Problem statement –
In the passage on inflation, what does the Job Guarantee offer?

Selected passage –
The bargaining position of workers is generally better when the unemployment rate is low, as it is easier to quit. This obviously ends up similar to conventional stories about demand-driven inflation. The differentiating factor is that post-Keynesians view this as a power struggle, and not the result of prices being driven to marginal contributions of the factors of production. The neutering of labour power in the 1990s (Section 2.2) helps explain why inflation has been mild.

Cost-push inflation is another factor highlighted by Michell, Wray, and Watts, with raw material prices being particularly important. They write (page 258):
If in response to the fall in profit margin (mark-ups), domestic firms pass on the raw material cost increases in the form of higher prices, then workers would endure a cut to their real wages.
If the workers resist this erosion of their real wages and push for higher nominal wage growth, then firms can either accept the squeeze on their profit margins or resist.
They summarise the discussion of cost push and demand pull inflation as follows (page 261):
Cost push inflation requires certain aggregate demand conditions for it to be sustained. In this regard, it is hard to differentiate between an inflationary process which was initiated from supply side pressures from one that was initiated by demand side pressures.
[Example of imported raw material price shock omitted.]
However, that conflict needs ‘oxygen’ in the form of ongoing economic activity in sectors where the spiral is robust. In that sense, the conditions that will lead to an accelerating inflation – high levels of economic activity – can also sustain an inflationary spiral emanating from the demand side.
The use of the word “sectors” in the last paragraph is important. It is entirely possible that some sectors are overheating – generating a wage-price spiral in those sectors – even while other sectors are weak and laying off workers. The widespread use of aggregate measures – like the overall unemployment rate – gives a misleading perspective on inflationary pressures in an economy. For this reason, simplified models are expected to fail when applied to real-world data.

From this perspective, one can see immediate problems with conventional price formation stories. Invoking supply and demand is largely an accounting identity or tautology – for every buyer, there is a seller. One needs to be able to come up with some mechanism for predicting price changes, and stories about marginal contributions do not fit real world experience. The reality that most prices are administered also explains why inflation and inflation expectations are linked – if firm managers expect rising input prices, they will raise their output prices. Therefore, the real question is what determines those expectations. Do central bankers have the ability to unilaterally determine an arbitrary expected path of inflation – as suggested by some fundamentalist neoclassicals? Or are inflation expectations based on a holistic assessment of all government policies, as well as realised inflation?

More Distinctive MMT Inflation View?

If we want to draw a stronger distinction between MMT and other schools of thought within post-Keynesian economics, we need to look at discussions of alternative policies.
  • The Job Guarantee offers the prospect of an anchor for nominal wages.

Structured page-parsing data
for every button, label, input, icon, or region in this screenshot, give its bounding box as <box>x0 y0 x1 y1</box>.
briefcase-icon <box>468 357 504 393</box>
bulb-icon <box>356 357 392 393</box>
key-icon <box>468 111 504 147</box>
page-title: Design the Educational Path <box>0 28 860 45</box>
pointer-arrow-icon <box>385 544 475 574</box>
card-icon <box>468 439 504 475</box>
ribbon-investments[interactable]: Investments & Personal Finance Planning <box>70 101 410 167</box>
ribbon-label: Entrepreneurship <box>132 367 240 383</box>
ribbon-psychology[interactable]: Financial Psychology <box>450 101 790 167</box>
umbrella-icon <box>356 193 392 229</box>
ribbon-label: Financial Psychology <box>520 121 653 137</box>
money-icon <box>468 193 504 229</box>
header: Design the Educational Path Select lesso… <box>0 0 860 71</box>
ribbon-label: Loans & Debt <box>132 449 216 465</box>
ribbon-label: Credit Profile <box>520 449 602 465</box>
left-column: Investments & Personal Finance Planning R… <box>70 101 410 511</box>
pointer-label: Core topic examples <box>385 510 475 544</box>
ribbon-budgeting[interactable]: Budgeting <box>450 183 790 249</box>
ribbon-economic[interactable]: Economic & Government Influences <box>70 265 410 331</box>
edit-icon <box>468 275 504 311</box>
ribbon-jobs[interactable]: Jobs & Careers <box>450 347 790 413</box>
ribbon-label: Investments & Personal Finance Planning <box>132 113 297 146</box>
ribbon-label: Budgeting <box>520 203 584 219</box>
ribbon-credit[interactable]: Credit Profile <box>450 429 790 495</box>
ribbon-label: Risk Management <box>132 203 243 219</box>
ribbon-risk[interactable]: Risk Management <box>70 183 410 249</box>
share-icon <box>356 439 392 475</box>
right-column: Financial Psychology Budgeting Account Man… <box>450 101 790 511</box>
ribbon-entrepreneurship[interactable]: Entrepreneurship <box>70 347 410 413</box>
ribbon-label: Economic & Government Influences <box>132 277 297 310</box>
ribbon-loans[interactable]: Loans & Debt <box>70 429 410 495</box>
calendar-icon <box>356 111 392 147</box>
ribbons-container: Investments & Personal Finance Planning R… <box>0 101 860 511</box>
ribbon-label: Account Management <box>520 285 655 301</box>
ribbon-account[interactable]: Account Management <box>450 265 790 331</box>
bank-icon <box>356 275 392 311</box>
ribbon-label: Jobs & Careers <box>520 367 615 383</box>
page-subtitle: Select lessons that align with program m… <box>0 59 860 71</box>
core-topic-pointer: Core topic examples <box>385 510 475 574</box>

Task solution –
The prospect of an anchor for nominal wages.